(Part of a data file)
------------------------------

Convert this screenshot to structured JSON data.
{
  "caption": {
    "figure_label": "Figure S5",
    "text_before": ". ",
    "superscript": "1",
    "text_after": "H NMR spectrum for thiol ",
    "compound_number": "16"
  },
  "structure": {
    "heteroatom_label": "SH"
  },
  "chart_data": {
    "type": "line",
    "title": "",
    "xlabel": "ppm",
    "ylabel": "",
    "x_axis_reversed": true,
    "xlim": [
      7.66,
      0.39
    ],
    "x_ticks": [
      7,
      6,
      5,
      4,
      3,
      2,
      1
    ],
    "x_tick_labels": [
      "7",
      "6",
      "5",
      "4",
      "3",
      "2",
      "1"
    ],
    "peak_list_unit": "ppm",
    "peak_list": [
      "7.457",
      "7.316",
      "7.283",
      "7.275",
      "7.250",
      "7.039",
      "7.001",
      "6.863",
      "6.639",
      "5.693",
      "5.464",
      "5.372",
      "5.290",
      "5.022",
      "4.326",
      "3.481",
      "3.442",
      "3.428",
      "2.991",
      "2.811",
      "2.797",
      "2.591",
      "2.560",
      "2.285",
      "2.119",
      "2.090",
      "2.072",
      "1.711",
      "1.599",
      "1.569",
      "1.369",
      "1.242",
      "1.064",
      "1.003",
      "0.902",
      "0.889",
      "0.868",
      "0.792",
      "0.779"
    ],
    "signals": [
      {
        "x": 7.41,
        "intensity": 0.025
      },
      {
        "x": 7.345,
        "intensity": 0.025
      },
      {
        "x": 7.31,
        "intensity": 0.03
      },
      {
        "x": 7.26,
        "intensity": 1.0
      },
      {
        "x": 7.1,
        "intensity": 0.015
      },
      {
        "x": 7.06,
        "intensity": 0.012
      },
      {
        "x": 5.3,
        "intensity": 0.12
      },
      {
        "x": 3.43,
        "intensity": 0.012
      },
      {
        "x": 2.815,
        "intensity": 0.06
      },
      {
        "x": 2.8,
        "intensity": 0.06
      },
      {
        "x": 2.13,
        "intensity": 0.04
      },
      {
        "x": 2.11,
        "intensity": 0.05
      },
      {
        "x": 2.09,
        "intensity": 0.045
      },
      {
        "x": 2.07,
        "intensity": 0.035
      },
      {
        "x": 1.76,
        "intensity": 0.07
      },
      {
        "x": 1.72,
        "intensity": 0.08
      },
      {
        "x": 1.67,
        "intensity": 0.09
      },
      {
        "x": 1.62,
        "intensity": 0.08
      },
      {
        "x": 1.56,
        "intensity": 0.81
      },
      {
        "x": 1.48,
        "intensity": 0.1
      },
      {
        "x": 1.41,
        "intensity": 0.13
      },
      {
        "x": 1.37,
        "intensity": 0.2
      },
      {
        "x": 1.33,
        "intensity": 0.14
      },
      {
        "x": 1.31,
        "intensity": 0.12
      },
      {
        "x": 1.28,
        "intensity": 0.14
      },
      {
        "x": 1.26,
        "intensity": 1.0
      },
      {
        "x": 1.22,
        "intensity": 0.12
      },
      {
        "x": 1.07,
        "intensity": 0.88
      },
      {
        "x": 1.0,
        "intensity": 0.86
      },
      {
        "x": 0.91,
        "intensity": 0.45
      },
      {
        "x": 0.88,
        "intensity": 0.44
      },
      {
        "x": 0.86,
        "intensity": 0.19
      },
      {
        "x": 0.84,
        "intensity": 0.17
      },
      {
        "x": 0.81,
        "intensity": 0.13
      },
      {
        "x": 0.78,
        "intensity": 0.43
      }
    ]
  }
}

------------------------------

• **WHAT IS ASKED**:
Exactly as they are written, print the entries again.

• **FINISHED EXERCISE**:
Convert this screenshot to structured JSON data.
{
  "caption": {
    "figure_label": "Figure S5",
    "text_before": ". ",
    "superscript": "1",
    "text_after": "H NMR spectrum for thiol ",
    "compound_number": "16"
  },
  "structure": {
    "heteroatom_label": "SH"
  },
  "chart_data": {
    "type": "line",
    "title": "",
    "xlabel": "ppm",
    "ylabel": "",
    "x_axis_reversed": true,
    "xlim": [
      7.66,
      0.39
    ],
    "x_ticks": [
      7,
      6,
      5,
      4,
      3,
      2,
      1
    ],
    "x_tick_labels": [
      "7",
      "6",
      "5",
      "4",
      "3",
      "2",
      "1"
    ],
    "peak_list_unit": "ppm",
    "peak_list": [
      "7.457",
      "7.316",
      "7.283",
      "7.275",
      "7.250",
      "7.039",
      "7.001",
      "6.863",
      "6.639",
      "5.693",
      "5.464",
      "5.372",
      "5.290",
      "5.022",
      "4.326",
      "3.481",
      "3.442",
      "3.428",
      "2.991",
      "2.811",
      "2.797",
      "2.591",
      "2.560",
      "2.285",
      "2.119",
      "2.090",
      "2.072",
      "1.711",
      "1.599",
      "1.569",
      "1.369",
      "1.242",
      "1.064",
      "1.003",
      "0.902",
      "0.889",
      "0.868",
      "0.792",
      "0.779"
    ],
    "signals": [
      {
        "x": 7.41,
        "intensity": 0.025
      },
      {
        "x": 7.345,
        "intensity": 0.025
      },
      {
        "x": 7.31,
        "intensity": 0.03
      },
      {
        "x": 7.26,
        "intensity": 1.0
      },
      {
        "x": 7.1,
        "intensity": 0.015
      },
      {
        "x": 7.06,
        "intensity": 0.012
      },
      {
        "x": 5.3,
        "intensity": 0.12
      },
      {
        "x": 3.43,
        "intensity": 0.012
      },
      {
        "x": 2.815,
        "intensity": 0.06
      },
      {
        "x": 2.8,
        "intensity": 0.06
      },
      {
        "x": 2.13,
        "intensity": 0.04
      },
      {
        "x": 2.11,
        "intensity": 0.05
      },
      {
        "x": 2.09,
        "intensity": 0.045
      },
      {
        "x": 2.07,
        "intensity": 0.035
      },
      {
        "x": 1.76,
        "intensity": 0.07
      },
      {
        "x": 1.72,
        "intensity": 0.08
      },
      {
        "x": 1.67,
        "intensity": 0.09
      },
      {
        "x": 1.62,
        "intensity": 0.08
      },
      {
        "x": 1.56,
        "intensity": 0.81
      },
      {
        "x": 1.48,
        "intensity": 0.1
      },
      {
        "x": 1.41,
        "intensity": 0.13
      },
      {
        "x": 1.37,
        "intensity": 0.2
      },
      {
        "x": 1.33,
        "intensity": 0.14
      },
      {
        "x": 1.31,
        "intensity": 0.12
      },
      {
        "x": 1.28,
        "intensity": 0.14
      },
      {
        "x": 1.26,
        "intensity": 1.0
      },
      {
        "x": 1.22,
        "intensity": 0.12
      },
      {
        "x": 1.07,
        "intensity": 0.88
      },
      {
        "x": 1.0,
        "intensity": 0.86
      },
      {
        "x": 0.91,
        "intensity": 0.45
      },
      {
        "x": 0.88,
        "intensity": 0.44
      },
      {
        "x": 0.86,
        "intensity": 0.19
      },
      {
        "x": 0.84,
        "intensity": 0.17
      },
      {
        "x": 0.81,
        "intensity": 0.13
      },
      {
        "x": 0.78,
        "intensity": 0.43
      }
    ]
  }
}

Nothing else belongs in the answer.